== Records shown

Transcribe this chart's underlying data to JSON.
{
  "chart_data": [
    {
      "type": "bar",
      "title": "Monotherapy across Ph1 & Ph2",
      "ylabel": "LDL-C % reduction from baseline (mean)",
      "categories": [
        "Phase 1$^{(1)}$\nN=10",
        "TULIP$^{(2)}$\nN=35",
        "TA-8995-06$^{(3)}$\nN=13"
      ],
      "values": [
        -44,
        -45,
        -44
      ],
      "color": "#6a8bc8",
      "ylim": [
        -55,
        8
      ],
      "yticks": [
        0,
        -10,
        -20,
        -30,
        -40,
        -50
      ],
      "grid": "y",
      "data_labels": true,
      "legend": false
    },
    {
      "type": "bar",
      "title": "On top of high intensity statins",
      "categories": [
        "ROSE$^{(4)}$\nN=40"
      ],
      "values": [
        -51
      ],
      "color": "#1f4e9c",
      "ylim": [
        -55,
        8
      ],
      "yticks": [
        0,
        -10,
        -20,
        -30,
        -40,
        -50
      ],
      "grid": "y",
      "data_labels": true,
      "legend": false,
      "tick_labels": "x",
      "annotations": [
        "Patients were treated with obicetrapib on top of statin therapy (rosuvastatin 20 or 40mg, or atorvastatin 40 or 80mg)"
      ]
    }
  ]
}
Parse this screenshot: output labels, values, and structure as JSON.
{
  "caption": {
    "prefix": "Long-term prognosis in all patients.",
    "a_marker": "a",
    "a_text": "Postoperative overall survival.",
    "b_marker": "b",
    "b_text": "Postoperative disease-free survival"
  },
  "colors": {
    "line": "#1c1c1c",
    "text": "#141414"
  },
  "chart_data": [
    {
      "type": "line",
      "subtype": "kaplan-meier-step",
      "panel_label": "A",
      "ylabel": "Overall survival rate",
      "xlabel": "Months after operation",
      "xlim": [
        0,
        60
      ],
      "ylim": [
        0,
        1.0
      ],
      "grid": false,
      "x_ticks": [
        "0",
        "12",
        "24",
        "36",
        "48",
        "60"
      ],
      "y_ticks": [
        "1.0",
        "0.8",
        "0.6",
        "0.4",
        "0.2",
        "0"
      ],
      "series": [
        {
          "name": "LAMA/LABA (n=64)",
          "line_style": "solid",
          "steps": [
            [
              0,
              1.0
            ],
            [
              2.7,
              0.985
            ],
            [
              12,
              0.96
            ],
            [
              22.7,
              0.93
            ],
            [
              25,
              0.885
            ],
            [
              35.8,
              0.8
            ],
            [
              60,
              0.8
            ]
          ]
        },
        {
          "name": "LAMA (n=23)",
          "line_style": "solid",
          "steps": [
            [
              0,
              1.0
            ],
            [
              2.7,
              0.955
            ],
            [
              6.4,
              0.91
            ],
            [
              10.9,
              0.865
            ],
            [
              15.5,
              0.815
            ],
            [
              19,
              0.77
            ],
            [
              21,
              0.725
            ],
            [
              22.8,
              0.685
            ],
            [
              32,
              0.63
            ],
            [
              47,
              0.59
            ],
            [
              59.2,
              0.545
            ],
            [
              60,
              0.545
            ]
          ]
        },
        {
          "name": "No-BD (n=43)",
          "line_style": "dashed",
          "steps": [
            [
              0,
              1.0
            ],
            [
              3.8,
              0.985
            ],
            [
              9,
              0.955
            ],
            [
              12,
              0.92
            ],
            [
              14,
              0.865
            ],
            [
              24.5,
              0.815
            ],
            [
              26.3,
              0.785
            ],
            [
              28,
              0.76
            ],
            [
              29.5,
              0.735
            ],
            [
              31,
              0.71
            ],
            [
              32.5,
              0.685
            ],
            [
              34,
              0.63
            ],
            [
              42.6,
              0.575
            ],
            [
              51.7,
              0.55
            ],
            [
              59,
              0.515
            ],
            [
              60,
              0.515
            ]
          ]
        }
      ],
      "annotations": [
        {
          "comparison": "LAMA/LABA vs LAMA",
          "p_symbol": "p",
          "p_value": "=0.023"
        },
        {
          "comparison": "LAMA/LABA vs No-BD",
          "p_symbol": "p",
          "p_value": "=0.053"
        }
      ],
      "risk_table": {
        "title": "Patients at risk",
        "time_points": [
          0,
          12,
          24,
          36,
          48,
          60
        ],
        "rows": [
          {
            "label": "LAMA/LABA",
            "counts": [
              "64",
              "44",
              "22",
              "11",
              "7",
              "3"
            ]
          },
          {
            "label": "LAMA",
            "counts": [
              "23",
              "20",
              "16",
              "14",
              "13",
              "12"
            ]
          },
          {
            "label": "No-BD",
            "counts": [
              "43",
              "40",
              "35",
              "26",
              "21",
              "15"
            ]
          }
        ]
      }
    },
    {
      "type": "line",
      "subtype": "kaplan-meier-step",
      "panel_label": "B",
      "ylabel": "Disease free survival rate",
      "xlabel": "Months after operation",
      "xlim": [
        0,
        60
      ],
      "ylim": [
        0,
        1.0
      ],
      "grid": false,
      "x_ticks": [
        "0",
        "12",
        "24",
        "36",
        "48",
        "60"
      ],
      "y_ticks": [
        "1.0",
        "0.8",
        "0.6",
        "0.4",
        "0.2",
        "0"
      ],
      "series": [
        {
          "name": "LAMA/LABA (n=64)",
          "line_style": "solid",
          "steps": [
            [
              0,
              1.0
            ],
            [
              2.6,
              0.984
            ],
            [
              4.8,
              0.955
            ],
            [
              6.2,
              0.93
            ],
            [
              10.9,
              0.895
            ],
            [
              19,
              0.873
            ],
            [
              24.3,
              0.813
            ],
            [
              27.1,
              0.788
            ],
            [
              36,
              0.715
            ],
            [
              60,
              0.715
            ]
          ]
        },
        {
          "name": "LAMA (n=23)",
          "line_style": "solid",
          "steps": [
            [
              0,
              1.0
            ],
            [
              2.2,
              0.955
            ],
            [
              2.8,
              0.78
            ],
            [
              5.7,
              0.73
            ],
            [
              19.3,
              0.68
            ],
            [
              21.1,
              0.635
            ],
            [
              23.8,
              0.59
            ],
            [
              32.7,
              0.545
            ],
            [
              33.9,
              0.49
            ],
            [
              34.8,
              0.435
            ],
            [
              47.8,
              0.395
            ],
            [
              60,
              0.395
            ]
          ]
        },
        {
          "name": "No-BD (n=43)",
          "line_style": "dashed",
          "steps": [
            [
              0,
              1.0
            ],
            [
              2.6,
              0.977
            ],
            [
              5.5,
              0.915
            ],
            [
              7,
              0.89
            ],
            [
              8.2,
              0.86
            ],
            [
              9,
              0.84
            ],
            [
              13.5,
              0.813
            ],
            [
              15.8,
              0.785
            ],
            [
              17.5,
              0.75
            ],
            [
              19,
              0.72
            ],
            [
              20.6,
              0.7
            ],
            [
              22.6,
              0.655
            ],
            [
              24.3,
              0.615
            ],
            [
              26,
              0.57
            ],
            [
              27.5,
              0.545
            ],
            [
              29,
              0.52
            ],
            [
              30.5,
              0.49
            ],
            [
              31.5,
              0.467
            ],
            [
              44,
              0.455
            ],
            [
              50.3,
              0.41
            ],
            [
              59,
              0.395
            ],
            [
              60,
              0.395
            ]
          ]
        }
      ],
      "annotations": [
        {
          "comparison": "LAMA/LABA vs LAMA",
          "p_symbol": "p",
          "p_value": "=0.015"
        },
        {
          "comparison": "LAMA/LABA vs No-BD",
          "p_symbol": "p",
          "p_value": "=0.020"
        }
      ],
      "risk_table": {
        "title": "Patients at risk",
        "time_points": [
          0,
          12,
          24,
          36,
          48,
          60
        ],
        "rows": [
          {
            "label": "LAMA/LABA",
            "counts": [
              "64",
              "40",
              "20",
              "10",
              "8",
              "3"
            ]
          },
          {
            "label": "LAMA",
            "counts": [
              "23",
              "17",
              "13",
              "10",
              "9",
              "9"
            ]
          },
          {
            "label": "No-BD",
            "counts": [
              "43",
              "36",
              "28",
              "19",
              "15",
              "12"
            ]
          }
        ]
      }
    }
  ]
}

====

Work task
Display each line of the data where "ylabel" occurs.

Problem solution
      "ylabel": "LDL-C % reduction from baseline (mean)",
      "ylabel": "Overall survival rate",
      "ylabel": "Disease free survival rate",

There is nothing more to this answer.